• [Instruction] What follows is a set of records, each of which is to be written out exactly.

• [Rows]
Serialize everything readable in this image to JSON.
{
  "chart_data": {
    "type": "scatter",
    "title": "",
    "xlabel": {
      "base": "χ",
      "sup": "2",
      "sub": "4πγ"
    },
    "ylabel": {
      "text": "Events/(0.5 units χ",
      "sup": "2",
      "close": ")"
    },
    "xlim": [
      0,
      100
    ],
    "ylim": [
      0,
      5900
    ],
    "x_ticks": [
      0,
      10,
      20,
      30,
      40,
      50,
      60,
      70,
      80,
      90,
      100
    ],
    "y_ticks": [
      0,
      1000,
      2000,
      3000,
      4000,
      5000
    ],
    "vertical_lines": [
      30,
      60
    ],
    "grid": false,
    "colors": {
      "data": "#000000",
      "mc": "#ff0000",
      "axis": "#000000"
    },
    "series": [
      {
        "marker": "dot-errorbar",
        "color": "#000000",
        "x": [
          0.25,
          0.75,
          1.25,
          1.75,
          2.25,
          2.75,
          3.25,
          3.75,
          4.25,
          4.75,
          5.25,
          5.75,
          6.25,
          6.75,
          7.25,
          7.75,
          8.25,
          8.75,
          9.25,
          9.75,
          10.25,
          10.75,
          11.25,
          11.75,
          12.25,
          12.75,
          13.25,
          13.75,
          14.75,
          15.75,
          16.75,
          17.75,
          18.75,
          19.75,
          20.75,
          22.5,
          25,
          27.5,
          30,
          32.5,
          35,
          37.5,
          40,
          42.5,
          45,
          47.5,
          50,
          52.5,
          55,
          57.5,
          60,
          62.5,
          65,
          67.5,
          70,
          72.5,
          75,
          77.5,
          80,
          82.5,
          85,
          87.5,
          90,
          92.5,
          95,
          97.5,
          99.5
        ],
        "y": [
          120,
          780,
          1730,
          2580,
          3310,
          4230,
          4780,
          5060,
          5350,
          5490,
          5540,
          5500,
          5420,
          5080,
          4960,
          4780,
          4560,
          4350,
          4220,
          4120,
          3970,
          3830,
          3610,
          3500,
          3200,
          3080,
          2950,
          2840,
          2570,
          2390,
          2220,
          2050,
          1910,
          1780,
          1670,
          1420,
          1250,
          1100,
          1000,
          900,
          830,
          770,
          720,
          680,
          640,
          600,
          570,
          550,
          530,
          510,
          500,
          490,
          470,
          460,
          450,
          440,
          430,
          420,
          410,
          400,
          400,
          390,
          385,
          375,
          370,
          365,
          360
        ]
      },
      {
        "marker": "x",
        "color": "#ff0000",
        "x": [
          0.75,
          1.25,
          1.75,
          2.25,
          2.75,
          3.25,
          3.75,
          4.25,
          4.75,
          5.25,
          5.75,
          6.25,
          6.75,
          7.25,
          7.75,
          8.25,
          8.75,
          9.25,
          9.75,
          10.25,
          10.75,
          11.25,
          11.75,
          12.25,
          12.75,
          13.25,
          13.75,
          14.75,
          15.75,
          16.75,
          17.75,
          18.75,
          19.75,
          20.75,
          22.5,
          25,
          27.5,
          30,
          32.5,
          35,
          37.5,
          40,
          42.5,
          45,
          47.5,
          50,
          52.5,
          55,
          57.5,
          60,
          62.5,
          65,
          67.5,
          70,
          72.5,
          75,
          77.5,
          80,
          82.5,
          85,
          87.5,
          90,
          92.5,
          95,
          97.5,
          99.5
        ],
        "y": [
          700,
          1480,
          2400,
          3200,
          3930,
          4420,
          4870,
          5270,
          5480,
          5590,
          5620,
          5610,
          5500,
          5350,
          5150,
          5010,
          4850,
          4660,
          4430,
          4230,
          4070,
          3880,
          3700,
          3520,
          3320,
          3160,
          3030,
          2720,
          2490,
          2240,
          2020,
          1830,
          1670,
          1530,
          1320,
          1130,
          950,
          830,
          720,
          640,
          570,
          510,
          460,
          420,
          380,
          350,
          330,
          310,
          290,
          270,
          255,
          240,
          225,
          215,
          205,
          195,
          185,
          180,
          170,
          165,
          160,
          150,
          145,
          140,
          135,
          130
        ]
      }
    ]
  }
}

• [Answer in full]
Serialize everything readable in this image to JSON.
{
  "chart_data": {
    "type": "scatter",
    "title": "",
    "xlabel": {
      "base": "χ",
      "sup": "2",
      "sub": "4πγ"
    },
    "ylabel": {
      "text": "Events/(0.5 units χ",
      "sup": "2",
      "close": ")"
    },
    "xlim": [
      0,
      100
    ],
    "ylim": [
      0,
      5900
    ],
    "x_ticks": [
      0,
      10,
      20,
      30,
      40,
      50,
      60,
      70,
      80,
      90,
      100
    ],
    "y_ticks": [
      0,
      1000,
      2000,
      3000,
      4000,
      5000
    ],
    "vertical_lines": [
      30,
      60
    ],
    "grid": false,
    "colors": {
      "data": "#000000",
      "mc": "#ff0000",
      "axis": "#000000"
    },
    "series": [
      {
        "marker": "dot-errorbar",
        "color": "#000000",
        "x": [
          0.25,
          0.75,
          1.25,
          1.75,
          2.25,
          2.75,
          3.25,
          3.75,
          4.25,
          4.75,
          5.25,
          5.75,
          6.25,
          6.75,
          7.25,
          7.75,
          8.25,
          8.75,
          9.25,
          9.75,
          10.25,
          10.75,
          11.25,
          11.75,
          12.25,
          12.75,
          13.25,
          13.75,
          14.75,
          15.75,
          16.75,
          17.75,
          18.75,
          19.75,
          20.75,
          22.5,
          25,
          27.5,
          30,
          32.5,
          35,
          37.5,
          40,
          42.5,
          45,
          47.5,
          50,
          52.5,
          55,
          57.5,
          60,
          62.5,
          65,
          67.5,
          70,
          72.5,
          75,
          77.5,
          80,
          82.5,
          85,
          87.5,
          90,
          92.5,
          95,
          97.5,
          99.5
        ],
        "y": [
          120,
          780,
          1730,
          2580,
          3310,
          4230,
          4780,
          5060,
          5350,
          5490,
          5540,
          5500,
          5420,
          5080,
          4960,
          4780,
          4560,
          4350,
          4220,
          4120,
          3970,
          3830,
          3610,
          3500,
          3200,
          3080,
          2950,
          2840,
          2570,
          2390,
          2220,
          2050,
          1910,
          1780,
          1670,
          1420,
          1250,
          1100,
          1000,
          900,
          830,
          770,
          720,
          680,
          640,
          600,
          570,
          550,
          530,
          510,
          500,
          490,
          470,
          460,
          450,
          440,
          430,
          420,
          410,
          400,
          400,
          390,
          385,
          375,
          370,
          365,
          360
        ]
      },
      {
        "marker": "x",
        "color": "#ff0000",
        "x": [
          0.75,
          1.25,
          1.75,
          2.25,
          2.75,
          3.25,
          3.75,
          4.25,
          4.75,
          5.25,
          5.75,
          6.25,
          6.75,
          7.25,
          7.75,
          8.25,
          8.75,
          9.25,
          9.75,
          10.25,
          10.75,
          11.25,
          11.75,
          12.25,
          12.75,
          13.25,
          13.75,
          14.75,
          15.75,
          16.75,
          17.75,
          18.75,
          19.75,
          20.75,
          22.5,
          25,
          27.5,
          30,
          32.5,
          35,
          37.5,
          40,
          42.5,
          45,
          47.5,
          50,
          52.5,
          55,
          57.5,
          60,
          62.5,
          65,
          67.5,
          70,
          72.5,
          75,
          77.5,
          80,
          82.5,
          85,
          87.5,
          90,
          92.5,
          95,
          97.5,
          99.5
        ],
        "y": [
          700,
          1480,
          2400,
          3200,
          3930,
          4420,
          4870,
          5270,
          5480,
          5590,
          5620,
          5610,
          5500,
          5350,
          5150,
          5010,
          4850,
          4660,
          4430,
          4230,
          4070,
          3880,
          3700,
          3520,
          3320,
          3160,
          3030,
          2720,
          2490,
          2240,
          2020,
          1830,
          1670,
          1530,
          1320,
          1130,
          950,
          830,
          720,
          640,
          570,
          510,
          460,
          420,
          380,
          350,
          330,
          310,
          290,
          270,
          255,
          240,
          225,
          215,
          205,
          195,
          185,
          180,
          170,
          165,
          160,
          150,
          145,
          140,
          135,
          130
        ]
      }
    ]
  }
}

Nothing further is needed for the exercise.